Задания:
1 > Перечислите по отрывку всё, что Вале пришлось надеть или взять, прежде чем догонять родителей.
2 > Перепишите часть отрывка между «Папа отнес Юрино» и «другую — шахтерскими.» включительно, заменив «на телеге» на «на санях».

Папа отнес Юрино тельце в больницу. 21 декабря Юру хоронили на Косогоре, в районе нынешнего центрального городского кладбища Горловки. В тот день был сильный мороз. Гроб повезли на телеге, а крест забыли. Вале пришлось быстро надеть курточку, ботинки на босу ногу, взять крест и догонять родителей. Было очень холодно, дорога шла вверх, крест был маленький, но для нее все равно тяжелый.

В январе 1947 года нашей семье выделили комнату в доме барачного типа по улице Никитовской. Жить стало легче в том смысле, что жилье было теплее и маме уже не приходилось всю ночь дежурить у печки. В народе наши дома называли «Стандартными», потому что они были одинаковые, построенные по стандарту. Здесь жили семьи работников машиностроительного завода и шахтеров, и одну часть домов называли заводскими, а другую — шахтерскими.

Учебный материал:
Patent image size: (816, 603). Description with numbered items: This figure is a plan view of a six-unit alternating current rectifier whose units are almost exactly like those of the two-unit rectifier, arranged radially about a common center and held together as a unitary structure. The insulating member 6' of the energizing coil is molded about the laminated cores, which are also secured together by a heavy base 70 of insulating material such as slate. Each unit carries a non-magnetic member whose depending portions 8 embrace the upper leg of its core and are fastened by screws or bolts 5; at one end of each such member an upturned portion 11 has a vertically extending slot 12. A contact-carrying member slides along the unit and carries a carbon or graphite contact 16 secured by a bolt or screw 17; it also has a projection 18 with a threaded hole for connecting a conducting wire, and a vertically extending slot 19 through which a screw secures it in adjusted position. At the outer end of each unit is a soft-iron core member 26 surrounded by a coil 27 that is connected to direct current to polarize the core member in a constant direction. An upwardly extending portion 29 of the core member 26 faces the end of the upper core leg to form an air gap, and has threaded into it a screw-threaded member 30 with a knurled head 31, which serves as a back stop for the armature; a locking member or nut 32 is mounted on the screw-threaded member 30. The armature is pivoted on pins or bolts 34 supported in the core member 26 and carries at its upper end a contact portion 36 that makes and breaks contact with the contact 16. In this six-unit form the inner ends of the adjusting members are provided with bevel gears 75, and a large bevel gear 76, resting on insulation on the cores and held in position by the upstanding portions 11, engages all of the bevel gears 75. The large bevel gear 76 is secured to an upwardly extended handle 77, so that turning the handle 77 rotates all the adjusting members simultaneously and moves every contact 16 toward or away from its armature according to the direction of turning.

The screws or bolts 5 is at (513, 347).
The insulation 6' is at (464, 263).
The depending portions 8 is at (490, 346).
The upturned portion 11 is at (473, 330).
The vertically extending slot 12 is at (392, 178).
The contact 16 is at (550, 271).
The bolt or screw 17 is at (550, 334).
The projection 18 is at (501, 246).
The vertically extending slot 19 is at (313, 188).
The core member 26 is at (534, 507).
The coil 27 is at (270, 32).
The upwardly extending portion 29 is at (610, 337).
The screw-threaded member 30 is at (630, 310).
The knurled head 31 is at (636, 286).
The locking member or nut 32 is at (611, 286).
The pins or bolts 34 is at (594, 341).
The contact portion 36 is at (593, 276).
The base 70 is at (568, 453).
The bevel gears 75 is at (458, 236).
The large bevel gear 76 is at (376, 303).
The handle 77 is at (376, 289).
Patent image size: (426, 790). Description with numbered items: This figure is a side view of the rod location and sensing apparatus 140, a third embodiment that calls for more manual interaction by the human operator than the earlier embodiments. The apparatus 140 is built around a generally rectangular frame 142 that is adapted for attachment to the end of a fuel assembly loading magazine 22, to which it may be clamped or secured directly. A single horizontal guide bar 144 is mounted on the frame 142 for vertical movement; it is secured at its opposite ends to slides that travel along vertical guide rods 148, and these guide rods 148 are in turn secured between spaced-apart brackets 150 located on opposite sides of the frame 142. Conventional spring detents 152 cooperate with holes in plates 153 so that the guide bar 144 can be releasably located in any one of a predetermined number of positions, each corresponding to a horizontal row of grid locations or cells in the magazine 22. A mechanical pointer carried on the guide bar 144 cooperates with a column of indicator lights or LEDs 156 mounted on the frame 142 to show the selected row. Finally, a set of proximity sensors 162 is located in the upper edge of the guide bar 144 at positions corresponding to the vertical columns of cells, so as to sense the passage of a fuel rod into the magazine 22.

Ответы к заданиям:
1 > Курточка, ботинки, крест.

2 >
Папа отнес Юрино тельце в больницу. 21 декабря Юру хоронили на Косогоре, в районе нынешнего центрального городского кладбища Горловки. В тот день был сильный мороз. Гроб повезли на санях, а крест забыли. Вале пришлось быстро надеть курточку, ботинки на босу ногу, взять крест и догонять родителей. Было очень холодно, дорога шла вверх, крест был маленький, но для нее все равно тяжелый.

В январе 1947 года нашей семье выделили комнату в доме барачного типа по улице Никитовской. Жить стало легче в том смысле, что жилье было теплее и маме уже не приходилось всю ночь дежурить у печки. В народе наши дома называли «Стандартными», потому что они были одинаковые, построенные по стандарту. Здесь жили семьи работников машиностроительного завода и шахтеров, и одну часть домов называли заводскими, а другую — шахтерскими.